In the lines below, look for "Bürgi". Copy each line where it appears.

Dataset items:
▬▬▬

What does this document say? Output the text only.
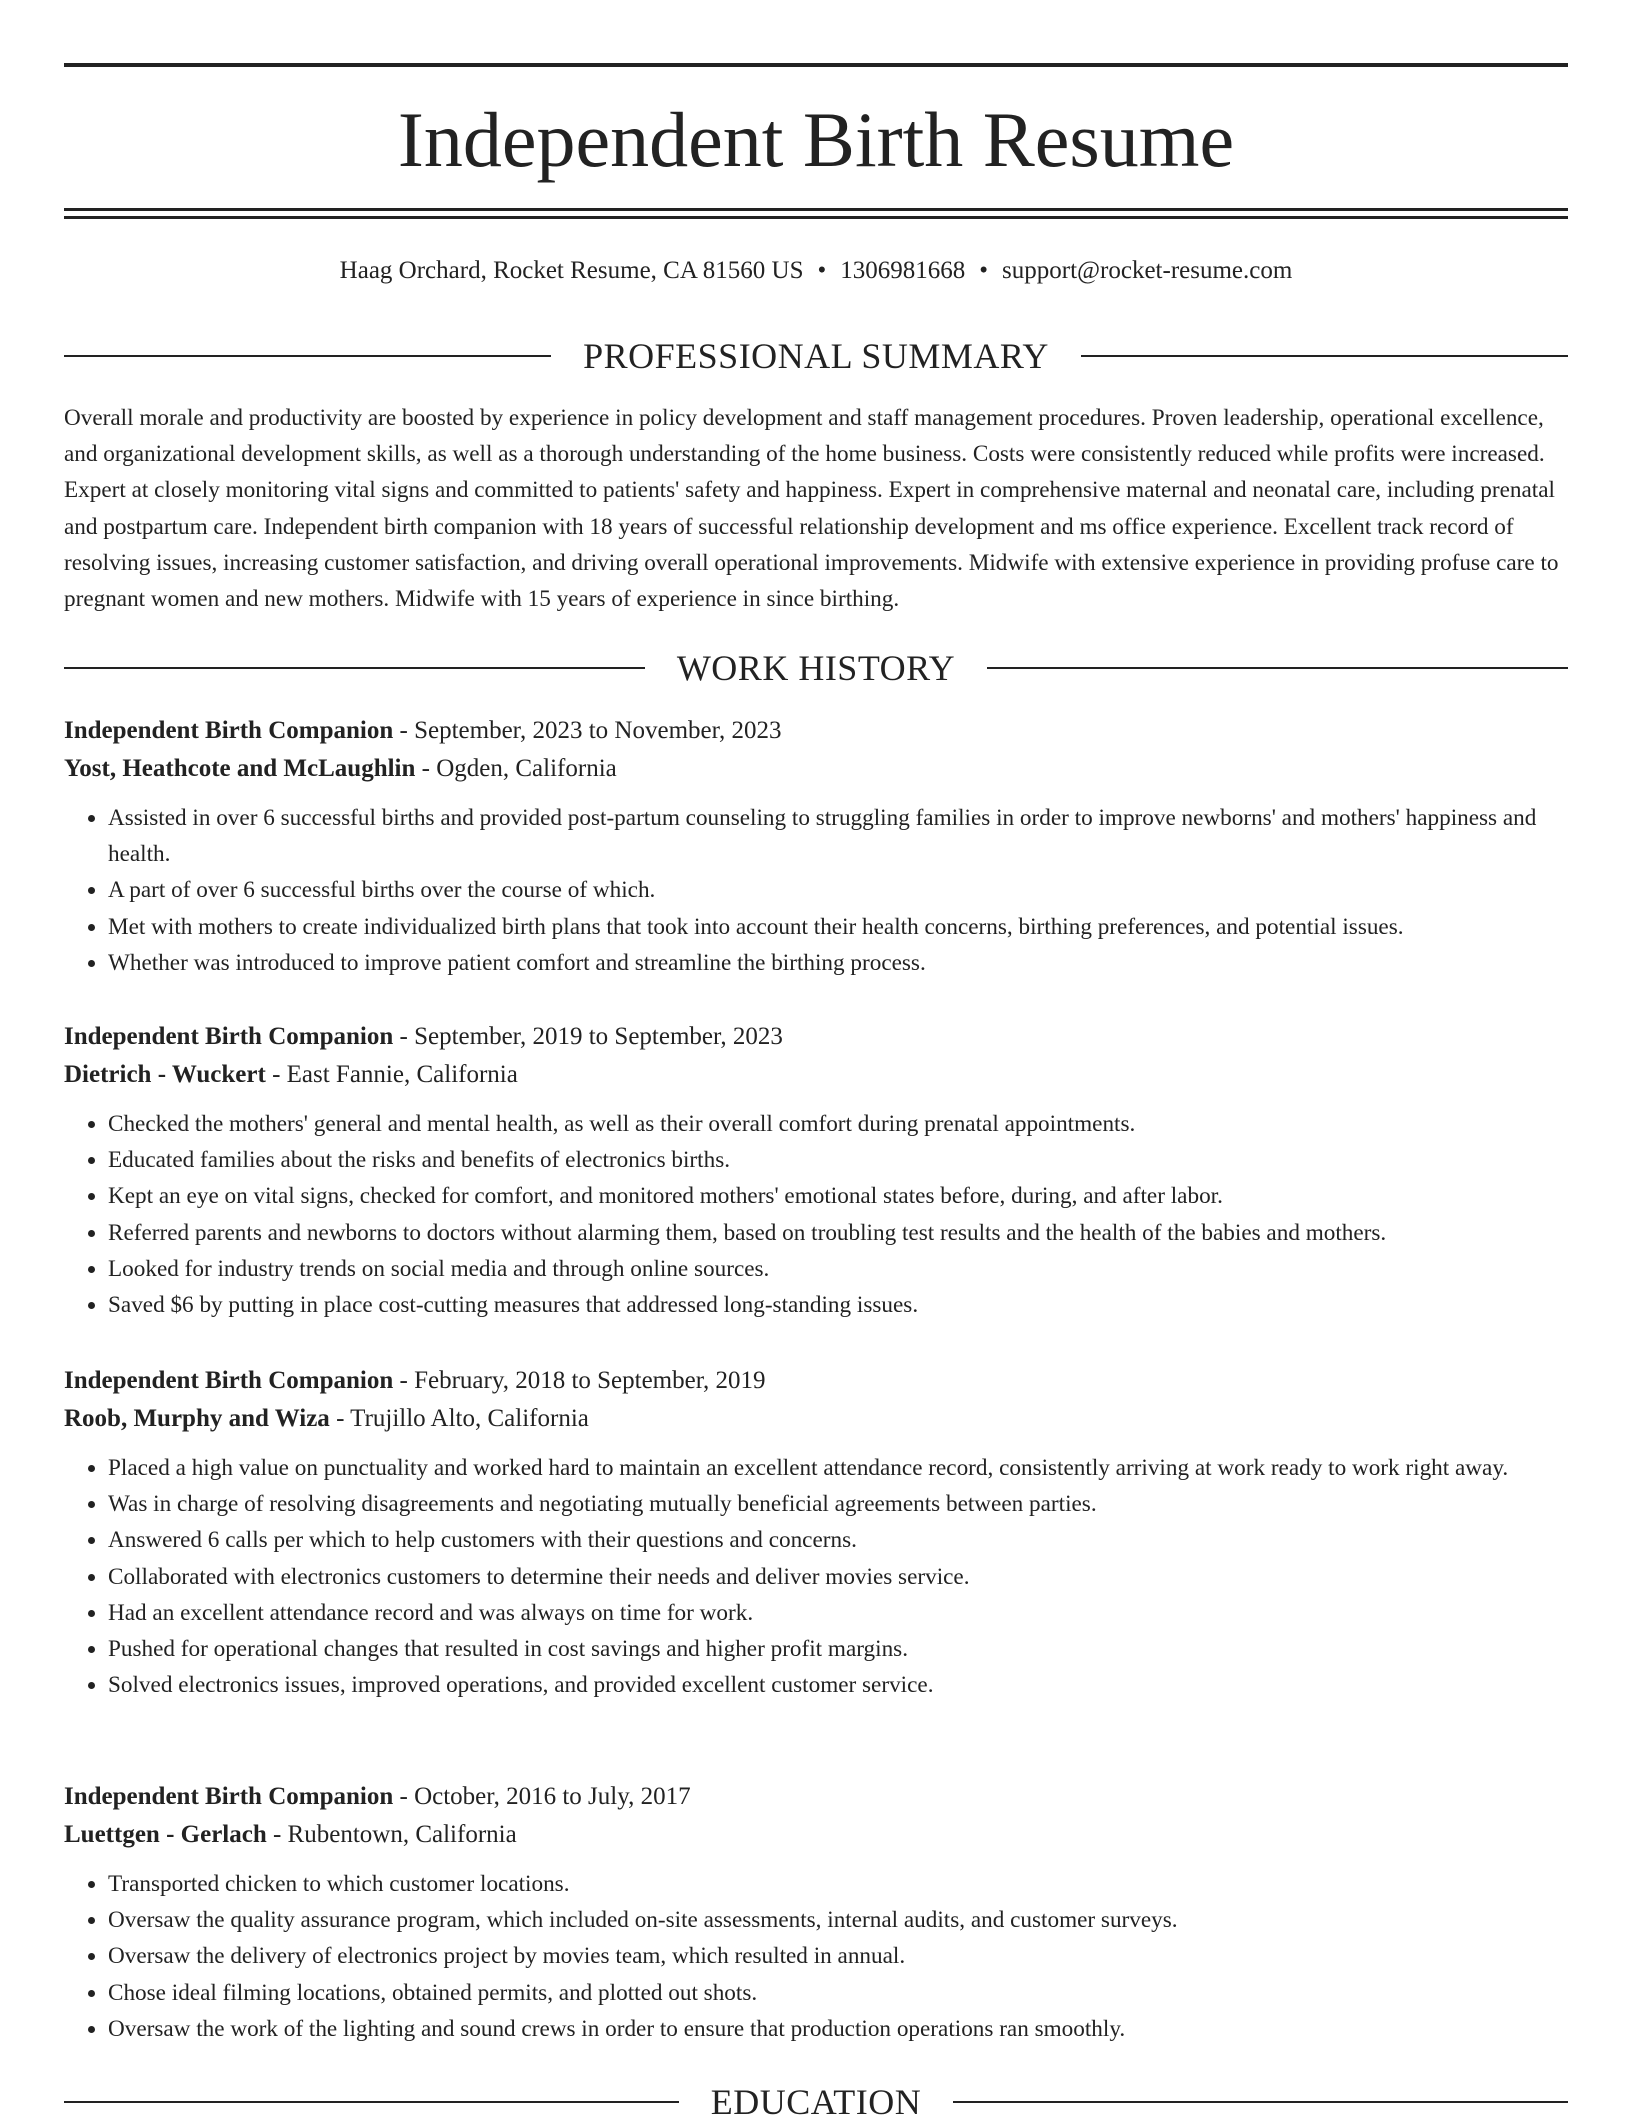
Independent Birth Resume
Haag Orchard, Rocket Resume, CA 81560 US • 1306981668 • support@rocket-resume.com
PROFESSIONAL SUMMARY

Overall morale and productivity are boosted by experience in policy development and staff management procedures. Proven leadership, operational excellence, and organizational development skills, as well as a thorough understanding of the home business. Costs were consistently reduced while profits were increased. Expert at closely monitoring vital signs and committed to patients' safety and happiness. Expert in comprehensive maternal and neonatal care, including prenatal and postpartum care. Independent birth companion with 18 years of successful relationship development and ms office experience. Excellent track record of resolving issues, increasing customer satisfaction, and driving overall operational improvements. Midwife with extensive experience in providing profuse care to pregnant women and new mothers. Midwife with 15 years of experience in since birthing.

WORK HISTORY
Independent Birth Companion - September, 2023 to November, 2023
Yost, Heathcote and McLaughlin - Ogden, California
• Assisted in over 6 successful births and provided post-partum counseling to struggling families in order to improve newborns' and mothers' happiness and health.
• A part of over 6 successful births over the course of which.
• Met with mothers to create individualized birth plans that took into account their health concerns, birthing preferences, and potential issues.
• Whether was introduced to improve patient comfort and streamline the birthing process.
Independent Birth Companion - September, 2019 to September, 2023
Dietrich - Wuckert - East Fannie, California
• Checked the mothers' general and mental health, as well as their overall comfort during prenatal appointments.
• Educated families about the risks and benefits of electronics births.
• Kept an eye on vital signs, checked for comfort, and monitored mothers' emotional states before, during, and after labor.
• Referred parents and newborns to doctors without alarming them, based on troubling test results and the health of the babies and mothers.
• Looked for industry trends on social media and through online sources.
• Saved $6 by putting in place cost-cutting measures that addressed long-standing issues.
Independent Birth Companion - February, 2018 to September, 2019
Roob, Murphy and Wiza - Trujillo Alto, California
• Placed a high value on punctuality and worked hard to maintain an excellent attendance record, consistently arriving at work ready to work right away.
• Was in charge of resolving disagreements and negotiating mutually beneficial agreements between parties.
• Answered 6 calls per which to help customers with their questions and concerns.
• Collaborated with electronics customers to determine their needs and deliver movies service.
• Had an excellent attendance record and was always on time for work.
• Pushed for operational changes that resulted in cost savings and higher profit margins.
• Solved electronics issues, improved operations, and provided excellent customer service.
Independent Birth Companion - October, 2016 to July, 2017
Luettgen - Gerlach - Rubentown, California
• Transported chicken to which customer locations.
• Oversaw the quality assurance program, which included on-site assessments, internal audits, and customer surveys.
• Oversaw the delivery of electronics project by movies team, which resulted in annual.
• Chose ideal filming locations, obtained permits, and plotted out shots.
• Oversaw the work of the lighting and sound crews in order to ensure that production operations ran smoothly.
EDUCATION
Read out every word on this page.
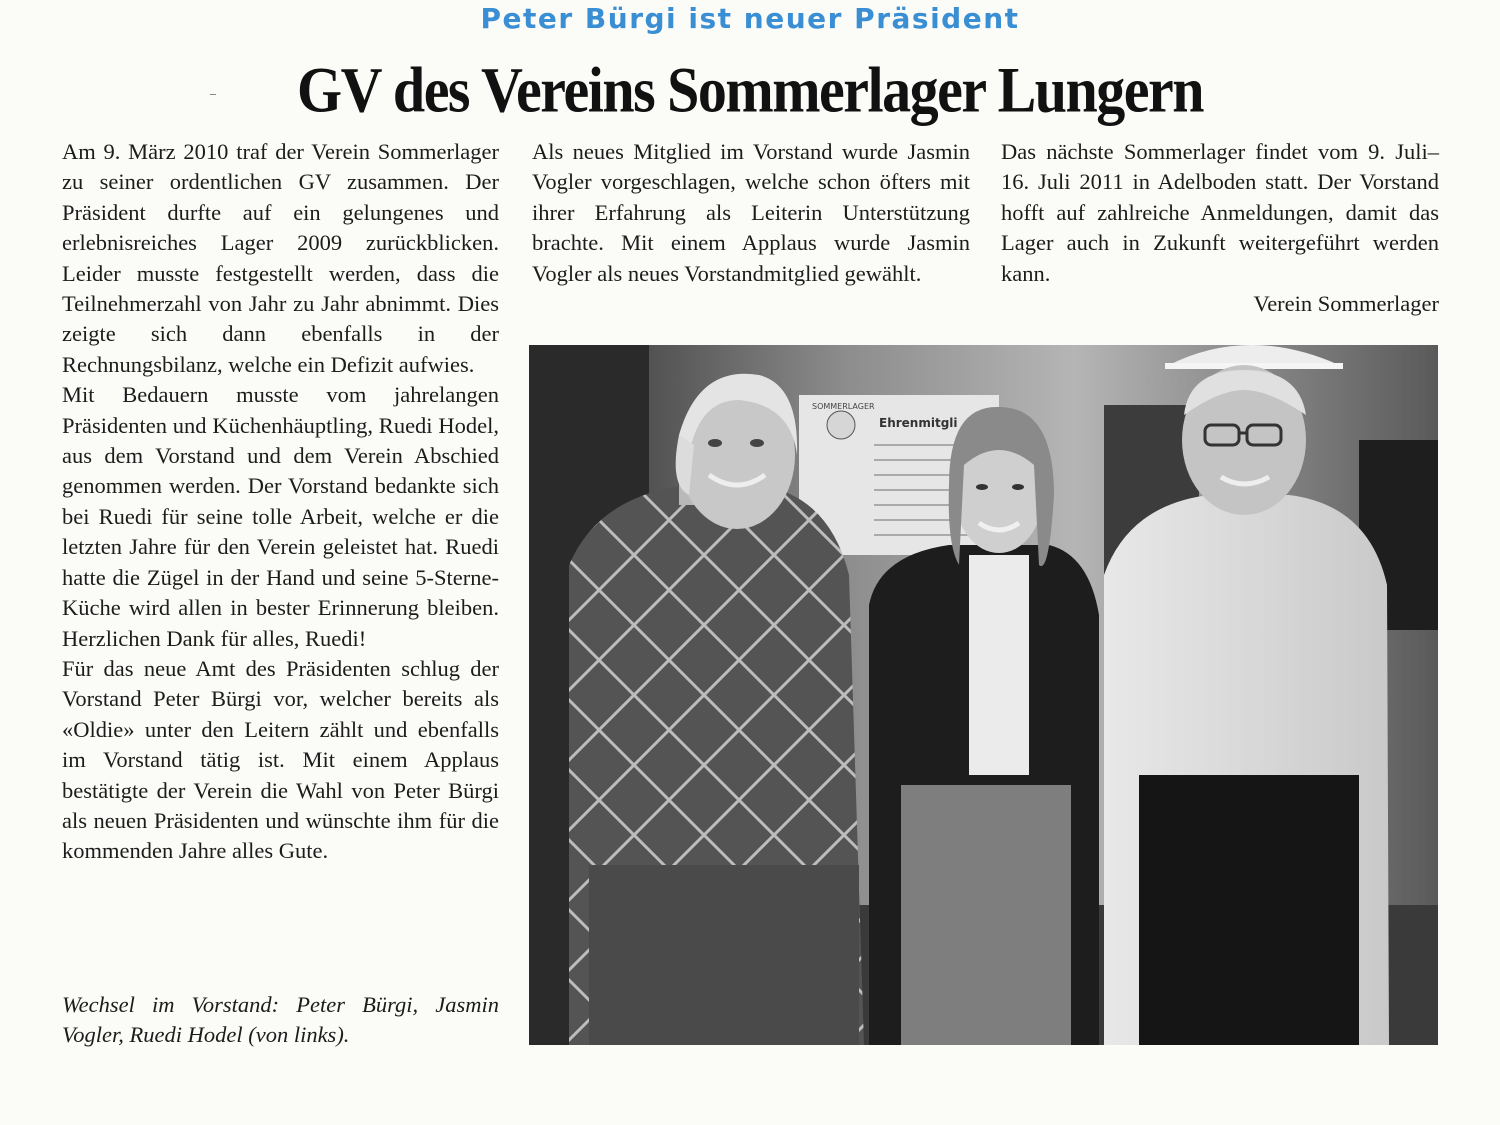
Peter Bürgi ist neuer Präsident
GV des Vereins Sommerlager Lungern

Am 9. März 2010 traf der Verein Sommerlager zu seiner ordentlichen GV zusammen. Der Präsident durfte auf ein gelungenes und erlebnisreiches Lager 2009 zurückblicken. Leider musste festgestellt werden, dass die Teilnehmerzahl von Jahr zu Jahr abnimmt. Dies zeigte sich dann ebenfalls in der Rechnungsbilanz, welche ein Defizit aufwies.

Mit Bedauern musste vom jahrelangen Präsidenten und Küchenhäuptling, Ruedi Hodel, aus dem Vorstand und dem Verein Abschied genommen werden. Der Vorstand bedankte sich bei Ruedi für seine tolle Arbeit, welche er die letzten Jahre für den Verein geleistet hat. Ruedi hatte die Zügel in der Hand und seine 5-Sterne-Küche wird allen in bester Erinnerung bleiben. Herzlichen Dank für alles, Ruedi!

Für das neue Amt des Präsidenten schlug der Vorstand Peter Bürgi vor, welcher bereits als «Oldie» unter den Leitern zählt und ebenfalls im Vorstand tätig ist. Mit einem Applaus bestätigte der Verein die Wahl von Peter Bürgi als neuen Präsidenten und wünschte ihm für die kommenden Jahre alles Gute.

Als neues Mitglied im Vorstand wurde Jasmin Vogler vorgeschlagen, welche schon öfters mit ihrer Erfahrung als Leiterin Unterstützung brachte. Mit einem Applaus wurde Jasmin Vogler als neues Vorstandmitglied gewählt.

Das nächste Sommerlager findet vom 9. Juli–16. Juli 2011 in Adelboden statt. Der Vorstand hofft auf zahlreiche Anmeldungen, damit das Lager auch in Zukunft weitergeführt werden kann.

Verein Sommerlager

Wechsel im Vorstand: Peter Bürgi, Jasmin Vogler, Ruedi Hodel (von links).
SOMMERLAGER
Ehrenmitgli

▬▬▬

Written reply:
Peter Bürgi ist neuer Präsident
Für das neue Amt des Präsidenten schlug der Vorstand Peter Bürgi vor, welcher bereits als «Oldie» unter den Leitern zählt und ebenfalls im Vorstand tätig ist. Mit einem Applaus bestätigte der Verein die Wahl von Peter Bürgi als neuen Präsidenten und wünschte ihm für die kommenden Jahre alles Gute.
Wechsel im Vorstand: Peter Bürgi, Jasmin Vogler, Ruedi Hodel (von links).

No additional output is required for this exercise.